# [What is asked]
From the entries that follow, extract each line holding the string "Viclecomte".

# [Material provided]
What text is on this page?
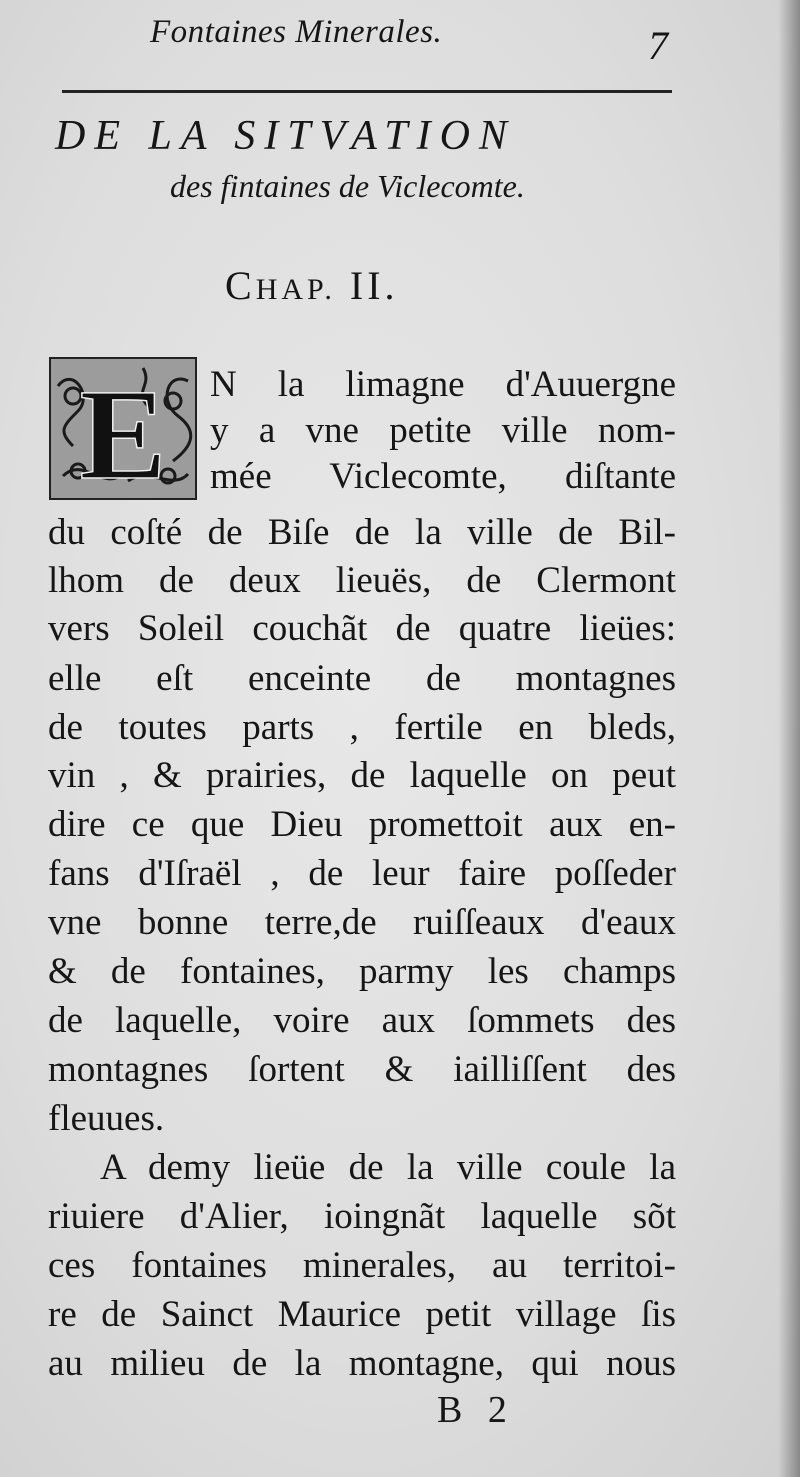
Fontaines Minerales.	7
DE LA SITVATION
des fintaines de Viclecomte.
CHAP. II.
E N la limagne d'Auuergne
y a vne petite ville nom-
mée Viclecomte, diſtante
du coſté de Biſe de la ville de Bil-
lhom de deux lieuës, de Clermont
vers Soleil couchãt de quatre lieües:
elle eſt enceinte de montagnes
de toutes parts , fertile en bleds,
vin , & prairies, de laquelle on peut
dire ce que Dieu promettoit aux en-
fans d'Iſraël , de leur faire poſſeder
vne bonne terre,de ruiſſeaux d'eaux
& de fontaines, parmy les champs
de laquelle, voire aux ſommets des
montagnes ſortent & iailliſſent des
fleuues.
A demy lieüe de la ville coule la
riuiere d'Alier, ioingnãt laquelle sõt
ces fontaines minerales, au territoi-
re de Sainct Maurice petit village ſis
au milieu de la montagne, qui nous
B 2
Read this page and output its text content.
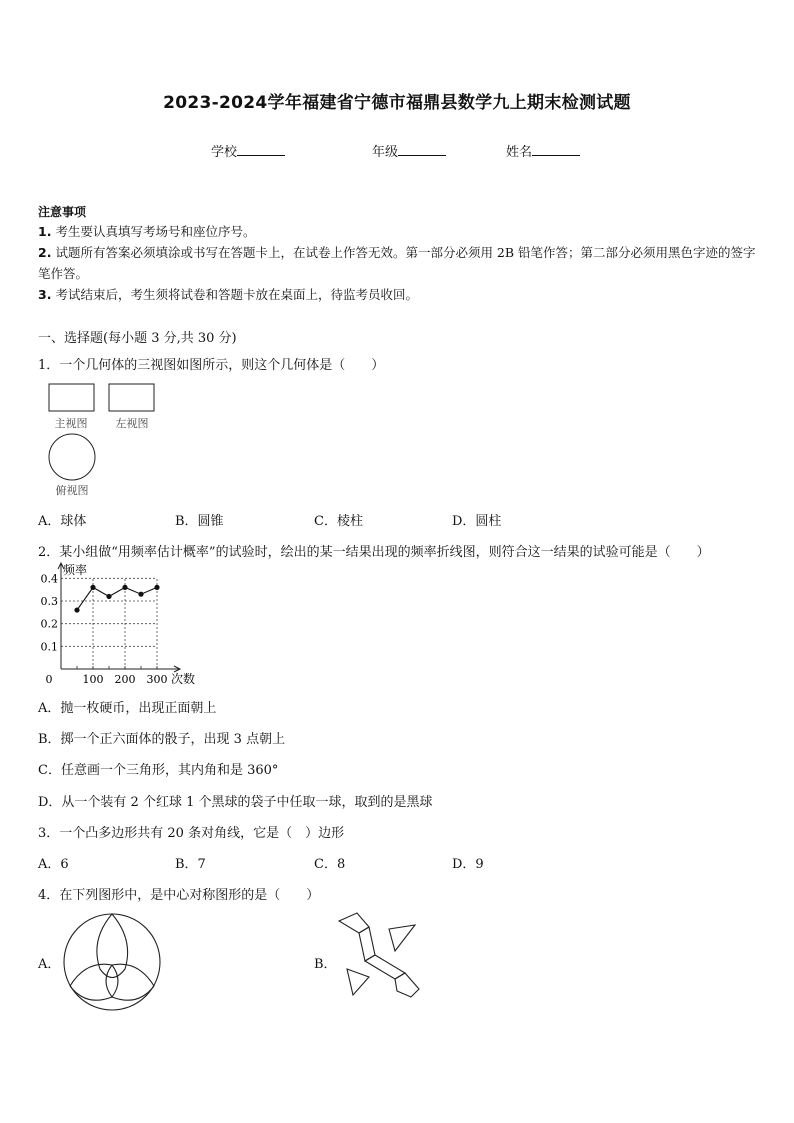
2023-2024学年福建省宁德市福鼎县数学九上期末检测试题
学校	年级	姓名
注意事项
1. 考生要认真填写考场号和座位序号。
2. 试题所有答案必须填涂或书写在答题卡上，在试卷上作答无效。第一部分必须用 2B 铅笔作答；第二部分必须用黑色字迹的签字笔作答。
3. 考试结束后，考生须将试卷和答题卡放在桌面上，待监考员收回。
一、选择题(每小题 3 分,共 30 分)
1．一个几何体的三视图如图所示，则这个几何体是（　　）
主视图	左视图
俯视图
A．球体	B．圆锥	C．棱柱	D．圆柱
2．某小组做“用频率估计概率”的试验时，绘出的某一结果出现的频率折线图，则符合这一结果的试验可能是（　　）
0.1
0.2
0.3
0.4
100 200 300
0
频率
次数
A．抛一枚硬币，出现正面朝上
B．掷一个正六面体的骰子，出现 3 点朝上
C．任意画一个三角形，其内角和是 360°
D．从一个装有 2 个红球 1 个黑球的袋子中任取一球，取到的是黑球
3．一个凸多边形共有 20 条对角线，它是（　）边形
A．6	B．7	C．8	D．9
4．在下列图形中，是中心对称图形的是（　　）
A．	B．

# [Final answer]
des fintaines de Viclecomte.
mée Viclecomte, diſtante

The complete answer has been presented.